Each record must be reproduced exactly as it is shown.

Recorded information:

————

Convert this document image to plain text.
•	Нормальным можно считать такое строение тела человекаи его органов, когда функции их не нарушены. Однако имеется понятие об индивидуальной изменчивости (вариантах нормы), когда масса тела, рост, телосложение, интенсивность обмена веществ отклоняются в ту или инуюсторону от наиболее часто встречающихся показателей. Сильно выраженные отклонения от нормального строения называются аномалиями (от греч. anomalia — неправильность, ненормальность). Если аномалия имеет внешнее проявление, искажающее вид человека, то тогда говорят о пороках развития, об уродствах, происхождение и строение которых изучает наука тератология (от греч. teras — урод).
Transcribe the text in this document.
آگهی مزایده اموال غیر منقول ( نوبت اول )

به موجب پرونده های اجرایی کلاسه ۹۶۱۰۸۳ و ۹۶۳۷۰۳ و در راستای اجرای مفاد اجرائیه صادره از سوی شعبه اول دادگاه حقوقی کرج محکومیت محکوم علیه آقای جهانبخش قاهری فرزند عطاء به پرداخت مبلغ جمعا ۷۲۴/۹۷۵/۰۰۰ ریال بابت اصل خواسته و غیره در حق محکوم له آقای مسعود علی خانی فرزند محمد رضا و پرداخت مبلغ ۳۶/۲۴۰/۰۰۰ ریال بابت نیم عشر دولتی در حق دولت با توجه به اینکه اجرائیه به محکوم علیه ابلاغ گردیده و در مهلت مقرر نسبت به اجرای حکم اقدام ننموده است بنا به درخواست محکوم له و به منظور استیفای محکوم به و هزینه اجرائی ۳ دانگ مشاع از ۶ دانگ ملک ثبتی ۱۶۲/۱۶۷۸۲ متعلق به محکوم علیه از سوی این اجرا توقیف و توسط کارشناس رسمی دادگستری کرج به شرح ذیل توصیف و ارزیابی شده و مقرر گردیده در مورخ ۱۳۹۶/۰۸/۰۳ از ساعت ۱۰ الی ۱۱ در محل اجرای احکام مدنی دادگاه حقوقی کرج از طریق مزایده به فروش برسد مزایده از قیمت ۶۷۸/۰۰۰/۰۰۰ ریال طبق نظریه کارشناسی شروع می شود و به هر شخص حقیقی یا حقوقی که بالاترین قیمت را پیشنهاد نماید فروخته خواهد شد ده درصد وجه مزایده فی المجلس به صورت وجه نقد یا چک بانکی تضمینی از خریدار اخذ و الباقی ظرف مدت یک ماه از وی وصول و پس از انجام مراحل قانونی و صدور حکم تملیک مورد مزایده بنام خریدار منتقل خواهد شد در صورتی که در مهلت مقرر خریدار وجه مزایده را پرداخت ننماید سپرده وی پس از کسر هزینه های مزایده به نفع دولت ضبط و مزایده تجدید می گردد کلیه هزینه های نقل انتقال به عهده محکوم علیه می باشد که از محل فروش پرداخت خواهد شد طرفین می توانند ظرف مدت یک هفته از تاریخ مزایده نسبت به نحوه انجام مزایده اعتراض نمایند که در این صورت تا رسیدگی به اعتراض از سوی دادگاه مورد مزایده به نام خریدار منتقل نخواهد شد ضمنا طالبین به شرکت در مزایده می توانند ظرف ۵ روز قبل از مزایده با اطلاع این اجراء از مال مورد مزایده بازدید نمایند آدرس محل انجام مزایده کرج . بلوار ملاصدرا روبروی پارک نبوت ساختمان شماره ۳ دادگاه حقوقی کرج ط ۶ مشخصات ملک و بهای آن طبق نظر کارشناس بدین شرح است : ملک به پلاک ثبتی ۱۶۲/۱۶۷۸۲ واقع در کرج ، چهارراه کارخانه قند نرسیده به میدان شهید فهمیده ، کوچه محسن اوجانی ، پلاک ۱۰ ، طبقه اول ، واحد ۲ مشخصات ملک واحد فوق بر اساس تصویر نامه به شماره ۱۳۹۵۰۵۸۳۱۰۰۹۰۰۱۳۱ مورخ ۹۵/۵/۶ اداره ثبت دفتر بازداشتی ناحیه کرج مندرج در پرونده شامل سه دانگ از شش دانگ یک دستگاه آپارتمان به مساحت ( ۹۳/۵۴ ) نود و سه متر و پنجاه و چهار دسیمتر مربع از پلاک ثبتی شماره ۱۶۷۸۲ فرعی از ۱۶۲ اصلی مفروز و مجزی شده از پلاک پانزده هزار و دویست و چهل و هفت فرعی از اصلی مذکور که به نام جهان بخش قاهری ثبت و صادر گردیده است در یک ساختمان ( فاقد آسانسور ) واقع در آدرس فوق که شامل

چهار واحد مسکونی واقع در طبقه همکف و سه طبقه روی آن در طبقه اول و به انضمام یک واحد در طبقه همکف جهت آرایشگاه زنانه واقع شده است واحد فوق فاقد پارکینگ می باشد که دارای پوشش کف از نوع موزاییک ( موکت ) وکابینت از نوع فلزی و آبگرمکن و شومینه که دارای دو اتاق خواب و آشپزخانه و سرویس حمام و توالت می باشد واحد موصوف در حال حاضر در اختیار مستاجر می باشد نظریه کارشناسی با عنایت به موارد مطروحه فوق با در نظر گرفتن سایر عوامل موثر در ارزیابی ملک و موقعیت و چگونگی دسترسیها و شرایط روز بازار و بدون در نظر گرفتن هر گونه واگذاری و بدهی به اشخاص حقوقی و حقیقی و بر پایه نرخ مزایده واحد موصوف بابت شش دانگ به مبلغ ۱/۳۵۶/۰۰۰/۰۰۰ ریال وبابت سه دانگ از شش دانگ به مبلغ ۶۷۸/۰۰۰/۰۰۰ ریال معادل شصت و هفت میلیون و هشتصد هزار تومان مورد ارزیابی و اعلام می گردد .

————

Task result:
Convert this document image to plain text.
•	Нормальным можно считать такое строение тела человекаи его органов, когда функции их не нарушены. Однако имеется понятие об индивидуальной изменчивости (вариантах нормы), когда масса тела, рост, телосложение, интенсивность обмена веществ отклоняются в ту или инуюсторону от наиболее часто встречающихся показателей. Сильно выраженные отклонения от нормального строения называются аномалиями (от греч. anomalia — неправильность, ненормальность). Если аномалия имеет внешнее проявление, искажающее вид человека, то тогда говорят о пороках развития, об уродствах, происхождение и строение которых изучает наука тератология (от греч. teras — урод).
Transcribe the text in this document.
آگهی مزایده اموال غیر منقول ( نوبت اول )

به موجب پرونده های اجرایی کلاسه ۹۶۱۰۸۳ و ۹۶۳۷۰۳ و در راستای اجرای مفاد اجرائیه صادره از سوی شعبه اول دادگاه حقوقی کرج محکومیت محکوم علیه آقای جهانبخش قاهری فرزند عطاء به پرداخت مبلغ جمعا ۷۲۴/۹۷۵/۰۰۰ ریال بابت اصل خواسته و غیره در حق محکوم له آقای مسعود علی خانی فرزند محمد رضا و پرداخت مبلغ ۳۶/۲۴۰/۰۰۰ ریال بابت نیم عشر دولتی در حق دولت با توجه به اینکه اجرائیه به محکوم علیه ابلاغ گردیده و در مهلت مقرر نسبت به اجرای حکم اقدام ننموده است بنا به درخواست محکوم له و به منظور استیفای محکوم به و هزینه اجرائی ۳ دانگ مشاع از ۶ دانگ ملک ثبتی ۱۶۲/۱۶۷۸۲ متعلق به محکوم علیه از سوی این اجرا توقیف و توسط کارشناس رسمی دادگستری کرج به شرح ذیل توصیف و ارزیابی شده و مقرر گردیده در مورخ ۱۳۹۶/۰۸/۰۳ از ساعت ۱۰ الی ۱۱ در محل اجرای احکام مدنی دادگاه حقوقی کرج از طریق مزایده به فروش برسد مزایده از قیمت ۶۷۸/۰۰۰/۰۰۰ ریال طبق نظریه کارشناسی شروع می شود و به هر شخص حقیقی یا حقوقی که بالاترین قیمت را پیشنهاد نماید فروخته خواهد شد ده درصد وجه مزایده فی المجلس به صورت وجه نقد یا چک بانکی تضمینی از خریدار اخذ و الباقی ظرف مدت یک ماه از وی وصول و پس از انجام مراحل قانونی و صدور حکم تملیک مورد مزایده بنام خریدار منتقل خواهد شد در صورتی که در مهلت مقرر خریدار وجه مزایده را پرداخت ننماید سپرده وی پس از کسر هزینه های مزایده به نفع دولت ضبط و مزایده تجدید می گردد کلیه هزینه های نقل انتقال به عهده محکوم علیه می باشد که از محل فروش پرداخت خواهد شد طرفین می توانند ظرف مدت یک هفته از تاریخ مزایده نسبت به نحوه انجام مزایده اعتراض نمایند که در این صورت تا رسیدگی به اعتراض از سوی دادگاه مورد مزایده به نام خریدار منتقل نخواهد شد ضمنا طالبین به شرکت در مزایده می توانند ظرف ۵ روز قبل از مزایده با اطلاع این اجراء از مال مورد مزایده بازدید نمایند آدرس محل انجام مزایده کرج . بلوار ملاصدرا روبروی پارک نبوت ساختمان شماره ۳ دادگاه حقوقی کرج ط ۶ مشخصات ملک و بهای آن طبق نظر کارشناس بدین شرح است : ملک به پلاک ثبتی ۱۶۲/۱۶۷۸۲ واقع در کرج ، چهارراه کارخانه قند نرسیده به میدان شهید فهمیده ، کوچه محسن اوجانی ، پلاک ۱۰ ، طبقه اول ، واحد ۲ مشخصات ملک واحد فوق بر اساس تصویر نامه به شماره ۱۳۹۵۰۵۸۳۱۰۰۹۰۰۱۳۱ مورخ ۹۵/۵/۶ اداره ثبت دفتر بازداشتی ناحیه کرج مندرج در پرونده شامل سه دانگ از شش دانگ یک دستگاه آپارتمان به مساحت ( ۹۳/۵۴ ) نود و سه متر و پنجاه و چهار دسیمتر مربع از پلاک ثبتی شماره ۱۶۷۸۲ فرعی از ۱۶۲ اصلی مفروز و مجزی شده از پلاک پانزده هزار و دویست و چهل و هفت فرعی از اصلی مذکور که به نام جهان بخش قاهری ثبت و صادر گردیده است در یک ساختمان ( فاقد آسانسور ) واقع در آدرس فوق که شامل

چهار واحد مسکونی واقع در طبقه همکف و سه طبقه روی آن در طبقه اول و به انضمام یک واحد در طبقه همکف جهت آرایشگاه زنانه واقع شده است واحد فوق فاقد پارکینگ می باشد که دارای پوشش کف از نوع موزاییک ( موکت ) وکابینت از نوع فلزی و آبگرمکن و شومینه که دارای دو اتاق خواب و آشپزخانه و سرویس حمام و توالت می باشد واحد موصوف در حال حاضر در اختیار مستاجر می باشد نظریه کارشناسی با عنایت به موارد مطروحه فوق با در نظر گرفتن سایر عوامل موثر در ارزیابی ملک و موقعیت و چگونگی دسترسیها و شرایط روز بازار و بدون در نظر گرفتن هر گونه واگذاری و بدهی به اشخاص حقوقی و حقیقی و بر پایه نرخ مزایده واحد موصوف بابت شش دانگ به مبلغ ۱/۳۵۶/۰۰۰/۰۰۰ ریال وبابت سه دانگ از شش دانگ به مبلغ ۶۷۸/۰۰۰/۰۰۰ ریال معادل شصت و هفت میلیون و هشتصد هزار تومان مورد ارزیابی و اعلام می گردد .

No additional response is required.